## Goal of the exercise
Pull out every line below holding the word "subtitle".

## Source material

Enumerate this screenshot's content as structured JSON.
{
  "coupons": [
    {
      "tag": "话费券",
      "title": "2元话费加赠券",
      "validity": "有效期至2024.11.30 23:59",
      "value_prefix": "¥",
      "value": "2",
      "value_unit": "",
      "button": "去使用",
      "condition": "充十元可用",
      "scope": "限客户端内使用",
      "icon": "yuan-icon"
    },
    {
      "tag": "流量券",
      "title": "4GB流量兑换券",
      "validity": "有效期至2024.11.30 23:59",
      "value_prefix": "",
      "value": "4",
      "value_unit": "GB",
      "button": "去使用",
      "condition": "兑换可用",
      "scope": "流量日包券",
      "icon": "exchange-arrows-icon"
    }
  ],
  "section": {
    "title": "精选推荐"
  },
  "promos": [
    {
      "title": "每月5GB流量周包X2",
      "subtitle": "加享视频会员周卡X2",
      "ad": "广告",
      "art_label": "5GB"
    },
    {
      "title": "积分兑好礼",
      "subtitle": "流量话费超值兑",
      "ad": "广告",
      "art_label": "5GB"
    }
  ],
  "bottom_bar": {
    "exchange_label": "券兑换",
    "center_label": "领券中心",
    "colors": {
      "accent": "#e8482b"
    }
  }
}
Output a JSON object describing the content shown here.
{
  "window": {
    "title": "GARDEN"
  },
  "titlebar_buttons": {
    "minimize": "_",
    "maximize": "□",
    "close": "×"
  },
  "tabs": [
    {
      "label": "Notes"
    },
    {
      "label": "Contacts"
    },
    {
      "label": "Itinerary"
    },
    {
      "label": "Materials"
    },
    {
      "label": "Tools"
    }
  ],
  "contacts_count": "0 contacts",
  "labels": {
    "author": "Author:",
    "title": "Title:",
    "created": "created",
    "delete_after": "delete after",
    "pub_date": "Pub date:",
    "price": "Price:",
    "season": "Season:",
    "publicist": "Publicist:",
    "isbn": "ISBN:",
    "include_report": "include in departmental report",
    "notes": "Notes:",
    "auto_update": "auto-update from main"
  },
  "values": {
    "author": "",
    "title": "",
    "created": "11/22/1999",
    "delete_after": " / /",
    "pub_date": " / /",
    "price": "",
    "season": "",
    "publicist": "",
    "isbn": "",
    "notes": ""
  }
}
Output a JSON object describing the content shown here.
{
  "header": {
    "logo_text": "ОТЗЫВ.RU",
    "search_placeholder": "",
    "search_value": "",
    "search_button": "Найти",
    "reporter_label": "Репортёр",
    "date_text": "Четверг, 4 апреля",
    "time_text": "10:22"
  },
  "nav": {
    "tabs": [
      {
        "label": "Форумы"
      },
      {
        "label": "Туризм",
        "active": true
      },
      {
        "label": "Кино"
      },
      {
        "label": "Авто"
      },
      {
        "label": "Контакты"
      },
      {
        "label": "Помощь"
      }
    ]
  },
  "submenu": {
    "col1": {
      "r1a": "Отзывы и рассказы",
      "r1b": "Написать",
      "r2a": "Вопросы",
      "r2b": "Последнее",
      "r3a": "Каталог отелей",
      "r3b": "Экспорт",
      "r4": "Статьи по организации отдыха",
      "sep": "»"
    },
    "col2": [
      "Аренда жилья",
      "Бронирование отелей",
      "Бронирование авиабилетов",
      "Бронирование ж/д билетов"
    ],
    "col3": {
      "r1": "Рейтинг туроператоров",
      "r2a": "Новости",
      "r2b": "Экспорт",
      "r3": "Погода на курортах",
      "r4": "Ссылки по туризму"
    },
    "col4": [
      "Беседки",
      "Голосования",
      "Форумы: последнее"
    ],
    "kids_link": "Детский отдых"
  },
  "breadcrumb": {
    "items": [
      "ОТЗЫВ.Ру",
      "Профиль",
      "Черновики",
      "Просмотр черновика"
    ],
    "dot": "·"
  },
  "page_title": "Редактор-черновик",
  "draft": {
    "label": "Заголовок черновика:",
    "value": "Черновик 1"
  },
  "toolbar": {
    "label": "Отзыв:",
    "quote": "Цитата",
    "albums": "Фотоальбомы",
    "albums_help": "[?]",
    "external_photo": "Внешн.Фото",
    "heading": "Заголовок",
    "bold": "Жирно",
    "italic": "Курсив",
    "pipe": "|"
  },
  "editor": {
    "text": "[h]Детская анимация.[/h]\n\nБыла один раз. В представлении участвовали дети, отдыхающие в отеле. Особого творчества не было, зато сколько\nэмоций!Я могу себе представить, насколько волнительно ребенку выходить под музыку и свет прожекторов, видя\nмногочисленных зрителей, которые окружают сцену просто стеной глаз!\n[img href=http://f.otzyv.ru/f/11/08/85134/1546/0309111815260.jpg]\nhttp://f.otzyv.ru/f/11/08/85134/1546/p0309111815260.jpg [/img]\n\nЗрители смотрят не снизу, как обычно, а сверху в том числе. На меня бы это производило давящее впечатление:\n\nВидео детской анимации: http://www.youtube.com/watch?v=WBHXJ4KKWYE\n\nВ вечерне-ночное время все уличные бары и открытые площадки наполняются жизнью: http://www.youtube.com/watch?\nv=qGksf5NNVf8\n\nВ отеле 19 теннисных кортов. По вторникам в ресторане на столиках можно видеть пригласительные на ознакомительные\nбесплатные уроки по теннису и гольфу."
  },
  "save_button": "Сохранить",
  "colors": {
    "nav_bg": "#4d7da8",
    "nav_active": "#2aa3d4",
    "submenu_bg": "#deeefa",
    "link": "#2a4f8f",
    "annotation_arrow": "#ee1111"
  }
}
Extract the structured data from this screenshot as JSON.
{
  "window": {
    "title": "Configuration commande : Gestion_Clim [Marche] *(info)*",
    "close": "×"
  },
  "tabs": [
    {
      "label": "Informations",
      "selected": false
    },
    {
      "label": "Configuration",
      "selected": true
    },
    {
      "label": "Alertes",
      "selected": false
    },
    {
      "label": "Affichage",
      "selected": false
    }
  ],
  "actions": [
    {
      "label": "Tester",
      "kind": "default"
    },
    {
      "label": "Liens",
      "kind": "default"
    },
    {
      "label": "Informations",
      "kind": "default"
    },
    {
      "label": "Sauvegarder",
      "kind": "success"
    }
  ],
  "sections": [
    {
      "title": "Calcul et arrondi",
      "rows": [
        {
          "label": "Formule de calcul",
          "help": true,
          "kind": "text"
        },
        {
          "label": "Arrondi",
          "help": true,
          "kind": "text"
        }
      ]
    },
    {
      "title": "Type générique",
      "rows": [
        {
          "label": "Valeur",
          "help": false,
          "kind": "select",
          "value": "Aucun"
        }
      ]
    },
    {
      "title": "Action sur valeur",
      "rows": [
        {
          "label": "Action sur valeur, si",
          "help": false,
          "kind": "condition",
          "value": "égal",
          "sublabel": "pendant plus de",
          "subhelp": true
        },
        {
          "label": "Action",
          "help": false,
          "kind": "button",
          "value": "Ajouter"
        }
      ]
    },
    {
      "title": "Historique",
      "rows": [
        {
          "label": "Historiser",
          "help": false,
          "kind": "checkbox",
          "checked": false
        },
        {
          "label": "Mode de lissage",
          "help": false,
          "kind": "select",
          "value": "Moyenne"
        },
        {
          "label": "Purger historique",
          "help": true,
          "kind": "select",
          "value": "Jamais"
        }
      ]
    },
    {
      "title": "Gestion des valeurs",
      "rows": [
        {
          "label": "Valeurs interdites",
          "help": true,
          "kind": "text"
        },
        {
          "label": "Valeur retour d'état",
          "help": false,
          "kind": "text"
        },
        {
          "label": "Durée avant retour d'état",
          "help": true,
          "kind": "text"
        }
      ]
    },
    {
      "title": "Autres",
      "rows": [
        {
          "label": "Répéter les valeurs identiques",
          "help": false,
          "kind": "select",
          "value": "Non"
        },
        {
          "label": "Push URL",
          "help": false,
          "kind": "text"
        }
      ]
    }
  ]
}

## Correct answer
      "subtitle": "加享视频会员周卡X2",
      "subtitle": "流量话费超值兑",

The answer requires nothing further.